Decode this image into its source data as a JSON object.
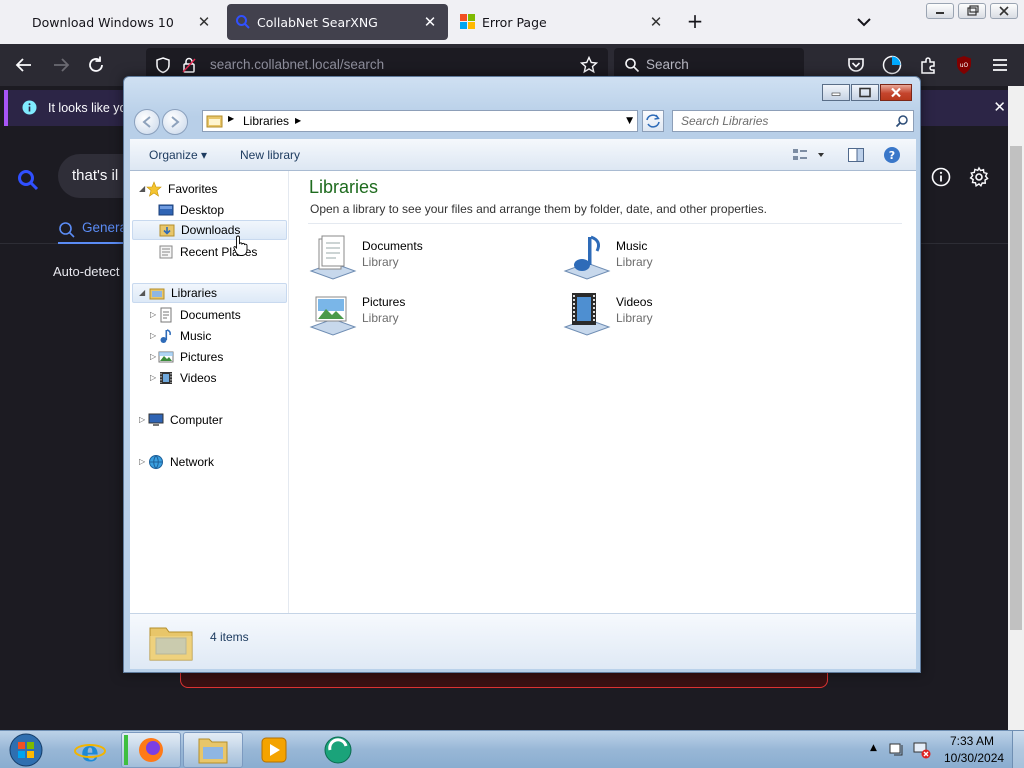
{
  "firefox": {
    "tabs": [
      {
        "title": "Download Windows 10"
      },
      {
        "title": "CollabNet SearXNG"
      },
      {
        "title": "Error Page"
      }
    ],
    "url": "search.collabnet.local/search",
    "search_placeholder": "Search"
  },
  "searx": {
    "notification": "It looks like you",
    "query": "that's il",
    "tab_general": "Genera",
    "autodetect": "Auto-detect"
  },
  "explorer": {
    "address_crumb": "Libraries",
    "search_placeholder": "Search Libraries",
    "toolbar": {
      "organize": "Organize",
      "new_library": "New library"
    },
    "nav": {
      "favorites": "Favorites",
      "favorites_items": [
        "Desktop",
        "Downloads",
        "Recent Places"
      ],
      "libraries": "Libraries",
      "libraries_items": [
        "Documents",
        "Music",
        "Pictures",
        "Videos"
      ],
      "computer": "Computer",
      "network": "Network"
    },
    "content": {
      "title": "Libraries",
      "description": "Open a library to see your files and arrange them by folder, date, and other properties.",
      "items": [
        {
          "name": "Documents",
          "type": "Library"
        },
        {
          "name": "Music",
          "type": "Library"
        },
        {
          "name": "Pictures",
          "type": "Library"
        },
        {
          "name": "Videos",
          "type": "Library"
        }
      ]
    },
    "status": "4 items"
  },
  "taskbar": {
    "time": "7:33 AM",
    "date": "10/30/2024"
  },
  "colors": {
    "title_green": "#1e6b1e",
    "firefox_dark": "#2b2a33",
    "selection": "#dde9f7"
  }
}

· · · · · · ·

* **Short problem**
Write the records above out again exactly, with no pictures in your copy.

* **Exercise result**
Decode this image into its source data as a JSON object.
{
  "firefox": {
    "tabs": [
      {
        "title": "Download Windows 10"
      },
      {
        "title": "CollabNet SearXNG"
      },
      {
        "title": "Error Page"
      }
    ],
    "url": "search.collabnet.local/search",
    "search_placeholder": "Search"
  },
  "searx": {
    "notification": "It looks like you",
    "query": "that's il",
    "tab_general": "Genera",
    "autodetect": "Auto-detect"
  },
  "explorer": {
    "address_crumb": "Libraries",
    "search_placeholder": "Search Libraries",
    "toolbar": {
      "organize": "Organize",
      "new_library": "New library"
    },
    "nav": {
      "favorites": "Favorites",
      "favorites_items": [
        "Desktop",
        "Downloads",
        "Recent Places"
      ],
      "libraries": "Libraries",
      "libraries_items": [
        "Documents",
        "Music",
        "Pictures",
        "Videos"
      ],
      "computer": "Computer",
      "network": "Network"
    },
    "content": {
      "title": "Libraries",
      "description": "Open a library to see your files and arrange them by folder, date, and other properties.",
      "items": [
        {
          "name": "Documents",
          "type": "Library"
        },
        {
          "name": "Music",
          "type": "Library"
        },
        {
          "name": "Pictures",
          "type": "Library"
        },
        {
          "name": "Videos",
          "type": "Library"
        }
      ]
    },
    "status": "4 items"
  },
  "taskbar": {
    "time": "7:33 AM",
    "date": "10/30/2024"
  },
  "colors": {
    "title_green": "#1e6b1e",
    "firefox_dark": "#2b2a33",
    "selection": "#dde9f7"
  }
}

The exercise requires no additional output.